--- START Material for this exercise ---
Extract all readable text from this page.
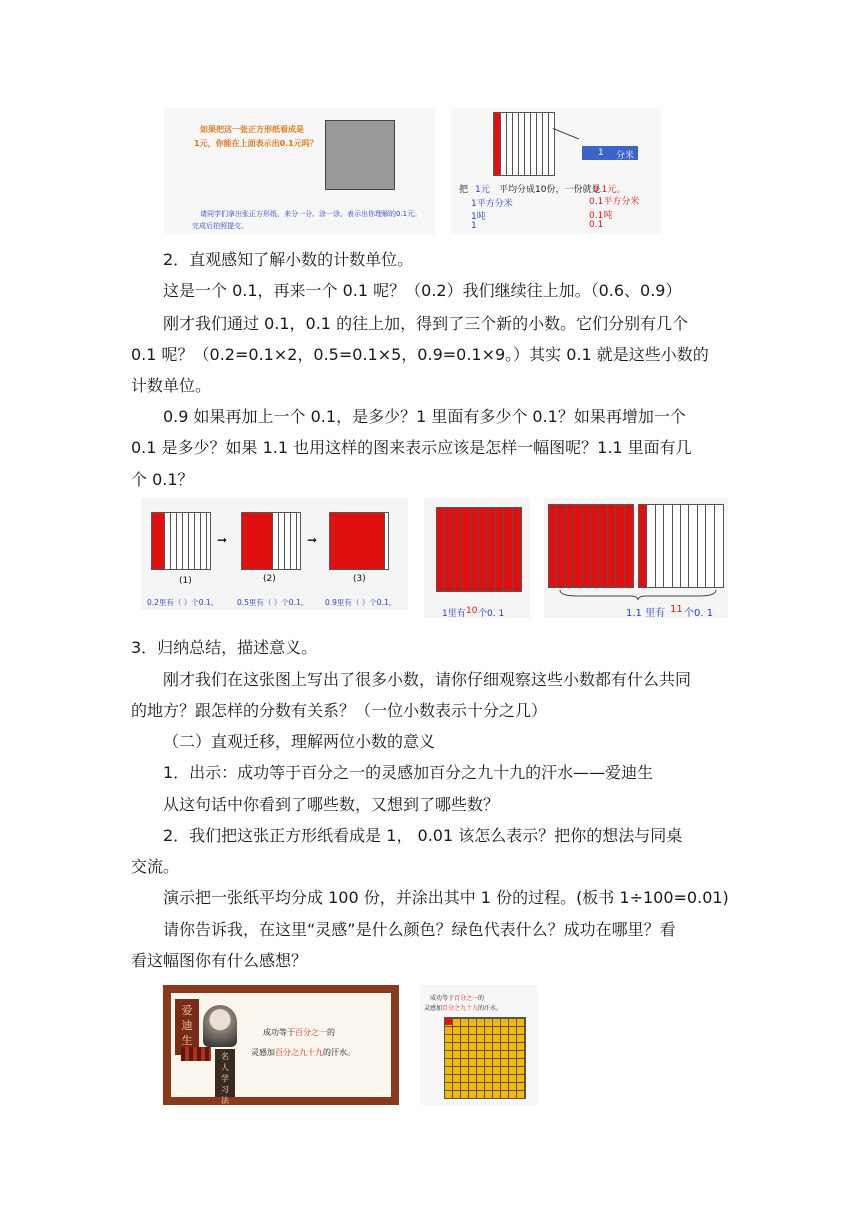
如果把这一张正方形纸看成是
1元，你能在上面表示出0.1元吗？
请同学们拿出张正方形纸，来分一分、涂一涂，表示出你理解的0.1元。
完成后拍照提交。
1 分米
把 1元 平均分成10份，一份就是
0.1元。
1平方分米
1吨
1
0.1平方分米
0.1吨
0.1
2．直观感知了解小数的计数单位。
这是一个 0.1，再来一个 0.1 呢？（0.2）我们继续往上加。（0.6、0.9）
刚才我们通过 0.1，0.1 的往上加，得到了三个新的小数。它们分别有几个
0.1 呢？（0.2=0.1×2，0.5=0.1×5，0.9=0.1×9。）其实 0.1 就是这些小数的
计数单位。
0.9 如果再加上一个 0.1，是多少？1 里面有多少个 0.1？如果再增加一个
0.1 是多少？如果 1.1 也用这样的图来表示应该是怎样一幅图呢？1.1 里面有几
个 0.1？
➞	➞
(1)	(2)	(3)
0.2里有（ ）个0.1。	0.5里有（ ）个0.1。 0.9里有（ ）个0.1。
1里有 10 个0. 1	1.1 里有 11 个0. 1
3．归纳总结，描述意义。
刚才我们在这张图上写出了很多小数，请你仔细观察这些小数都有什么共同
的地方？跟怎样的分数有关系？（一位小数表示十分之几）
（二）直观迁移，理解两位小数的意义
1．出示：成功等于百分之一的灵感加百分之九十九的汗水——爱迪生
从这句话中你看到了哪些数，又想到了哪些数？
2．我们把这张正方形纸看成是 1， 0.01 该怎么表示？把你的想法与同桌
交流。
演示把一张纸平均分成 100 份，并涂出其中 1 份的过程。(板书 1÷100=0.01)
请你告诉我，在这里“灵感”是什么颜色？绿色代表什么？成功在哪里？看
看这幅图你有什么感想？
爱迪生
名人学习法
成功等于百分之一的
灵感加百分之九十九的汗水。
成功等于百分之一的
灵感加百分之九十九的汗水。
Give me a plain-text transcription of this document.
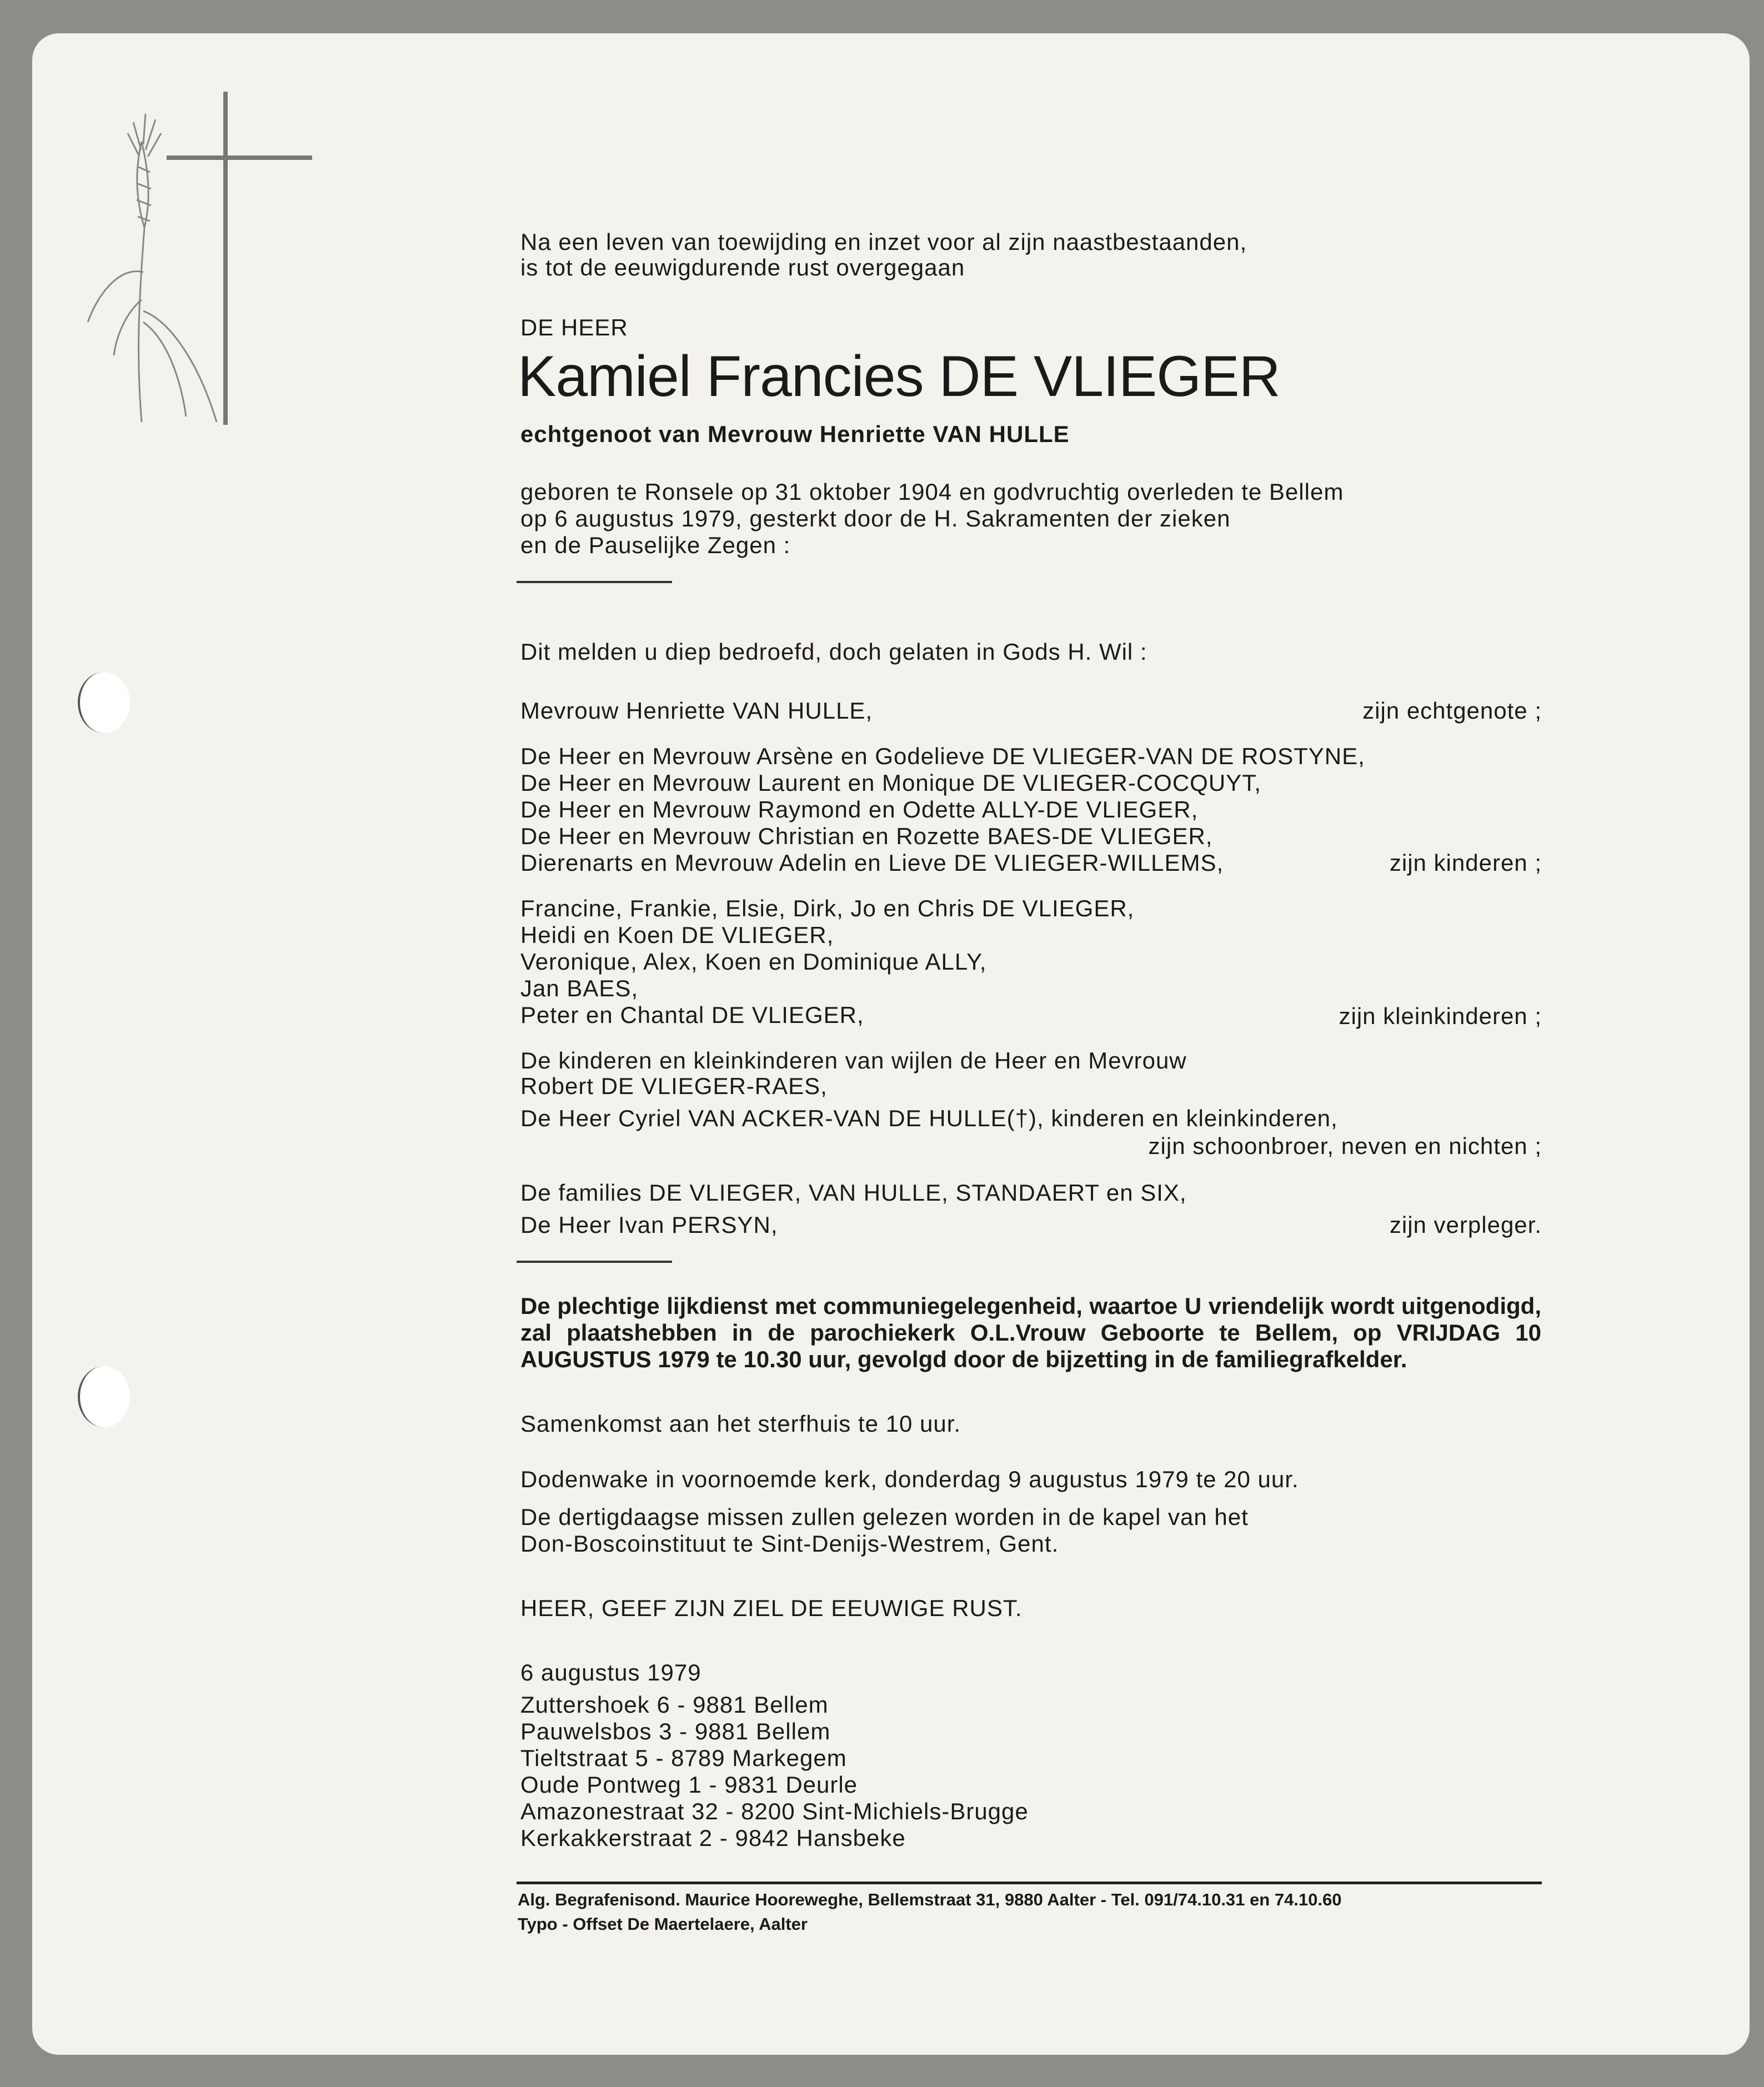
Na een leven van toewijding en inzet voor al zijn naastbestaanden,
is tot de eeuwigdurende rust overgegaan
DE HEER
Kamiel Francies DE VLIEGER
echtgenoot van Mevrouw Henriette VAN HULLE
geboren te Ronsele op 31 oktober 1904 en godvruchtig overleden te Bellem
op 6 augustus 1979, gesterkt door de H. Sakramenten der zieken
en de Pauselijke Zegen :
Dit melden u diep bedroefd, doch gelaten in Gods H. Wil :
Mevrouw Henriette VAN HULLE,	zijn echtgenote ;
De Heer en Mevrouw Arsène en Godelieve DE VLIEGER-VAN DE ROSTYNE,
De Heer en Mevrouw Laurent en Monique DE VLIEGER-COCQUYT,
De Heer en Mevrouw Raymond en Odette ALLY-DE VLIEGER,
De Heer en Mevrouw Christian en Rozette BAES-DE VLIEGER,
Dierenarts en Mevrouw Adelin en Lieve DE VLIEGER-WILLEMS,	zijn kinderen ;
Francine, Frankie, Elsie, Dirk, Jo en Chris DE VLIEGER,
Heidi en Koen DE VLIEGER,
Veronique, Alex, Koen en Dominique ALLY,
Jan BAES,
Peter en Chantal DE VLIEGER,	zijn kleinkinderen ;
De kinderen en kleinkinderen van wijlen de Heer en Mevrouw
Robert DE VLIEGER-RAES,
De Heer Cyriel VAN ACKER-VAN DE HULLE(†), kinderen en kleinkinderen,
zijn schoonbroer, neven en nichten ;
De families DE VLIEGER, VAN HULLE, STANDAERT en SIX,
De Heer Ivan PERSYN,	zijn verpleger.
De plechtige lijkdienst met communiegelegenheid, waartoe U vriendelijk wordt uitgenodigd, zal plaatshebben in de parochiekerk O.L.Vrouw Geboorte te Bellem, op VRIJDAG 10 AUGUSTUS 1979 te 10.30 uur, gevolgd door de bijzetting in de familiegrafkelder.
Samenkomst aan het sterfhuis te 10 uur.
Dodenwake in voornoemde kerk, donderdag 9 augustus 1979 te 20 uur.
De dertigdaagse missen zullen gelezen worden in de kapel van het
Don-Boscoinstituut te Sint-Denijs-Westrem, Gent.
HEER, GEEF ZIJN ZIEL DE EEUWIGE RUST.
6 augustus 1979
Zuttershoek 6 - 9881 Bellem
Pauwelsbos 3 - 9881 Bellem
Tieltstraat 5 - 8789 Markegem
Oude Pontweg 1 - 9831 Deurle
Amazonestraat 32 - 8200 Sint-Michiels-Brugge
Kerkakkerstraat 2 - 9842 Hansbeke
Alg. Begrafenisond. Maurice Hooreweghe, Bellemstraat 31, 9880 Aalter - Tel. 091/74.10.31 en 74.10.60
Typo - Offset De Maertelaere, Aalter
--- END Material for this exercise ---
(Task details):
Go through the material line by line. Show each line that contains the string "kleinkinderen".

(Answer for this exercise):
Peter en Chantal DE VLIEGER,	zijn kleinkinderen ;
De kinderen en kleinkinderen van wijlen de Heer en Mevrouw
De Heer Cyriel VAN ACKER-VAN DE HULLE(†), kinderen en kleinkinderen,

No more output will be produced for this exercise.